The line containing "Transcribe the text in this document." and every line after it, through the last, are to be extracted exactly; no other lines belong in the answer.

***

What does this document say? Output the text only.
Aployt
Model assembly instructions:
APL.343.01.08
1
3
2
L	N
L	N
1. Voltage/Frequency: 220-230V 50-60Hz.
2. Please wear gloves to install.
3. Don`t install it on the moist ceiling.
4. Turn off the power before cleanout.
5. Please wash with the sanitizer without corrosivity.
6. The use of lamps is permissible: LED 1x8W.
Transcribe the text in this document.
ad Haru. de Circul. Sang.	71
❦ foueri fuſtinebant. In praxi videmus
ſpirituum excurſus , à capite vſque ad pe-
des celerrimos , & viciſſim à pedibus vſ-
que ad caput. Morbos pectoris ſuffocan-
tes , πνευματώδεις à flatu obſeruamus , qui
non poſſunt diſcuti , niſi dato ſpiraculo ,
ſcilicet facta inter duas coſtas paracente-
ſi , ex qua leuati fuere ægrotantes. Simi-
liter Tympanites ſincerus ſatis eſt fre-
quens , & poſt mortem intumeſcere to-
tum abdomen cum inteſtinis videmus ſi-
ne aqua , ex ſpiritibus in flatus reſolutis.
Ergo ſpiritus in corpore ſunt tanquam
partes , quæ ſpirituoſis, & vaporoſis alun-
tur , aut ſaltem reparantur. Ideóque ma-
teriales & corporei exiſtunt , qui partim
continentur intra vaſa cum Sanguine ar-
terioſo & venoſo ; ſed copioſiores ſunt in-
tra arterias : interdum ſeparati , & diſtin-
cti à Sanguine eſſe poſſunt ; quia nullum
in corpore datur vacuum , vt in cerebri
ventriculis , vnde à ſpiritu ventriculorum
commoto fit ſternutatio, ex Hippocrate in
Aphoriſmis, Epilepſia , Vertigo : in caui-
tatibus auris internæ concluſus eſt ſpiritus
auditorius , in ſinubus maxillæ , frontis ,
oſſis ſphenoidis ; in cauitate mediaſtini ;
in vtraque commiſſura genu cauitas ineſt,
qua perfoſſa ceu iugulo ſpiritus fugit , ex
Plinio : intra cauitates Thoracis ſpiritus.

***

- Finished exercise -
Transcribe the text in this document.
ad Haru. de Circul. Sang.	71
❦ foueri fuſtinebant. In praxi videmus
ſpirituum excurſus , à capite vſque ad pe-
des celerrimos , & viciſſim à pedibus vſ-
que ad caput. Morbos pectoris ſuffocan-
tes , πνευματώδεις à flatu obſeruamus , qui
non poſſunt diſcuti , niſi dato ſpiraculo ,
ſcilicet facta inter duas coſtas paracente-
ſi , ex qua leuati fuere ægrotantes. Simi-
liter Tympanites ſincerus ſatis eſt fre-
quens , & poſt mortem intumeſcere to-
tum abdomen cum inteſtinis videmus ſi-
ne aqua , ex ſpiritibus in flatus reſolutis.
Ergo ſpiritus in corpore ſunt tanquam
partes , quæ ſpirituoſis, & vaporoſis alun-
tur , aut ſaltem reparantur. Ideóque ma-
teriales & corporei exiſtunt , qui partim
continentur intra vaſa cum Sanguine ar-
terioſo & venoſo ; ſed copioſiores ſunt in-
tra arterias : interdum ſeparati , & diſtin-
cti à Sanguine eſſe poſſunt ; quia nullum
in corpore datur vacuum , vt in cerebri
ventriculis , vnde à ſpiritu ventriculorum
commoto fit ſternutatio, ex Hippocrate in
Aphoriſmis, Epilepſia , Vertigo : in caui-
tatibus auris internæ concluſus eſt ſpiritus
auditorius , in ſinubus maxillæ , frontis ,
oſſis ſphenoidis ; in cauitate mediaſtini ;
in vtraque commiſſura genu cauitas ineſt,
qua perfoſſa ceu iugulo ſpiritus fugit , ex
Plinio : intra cauitates Thoracis ſpiritus.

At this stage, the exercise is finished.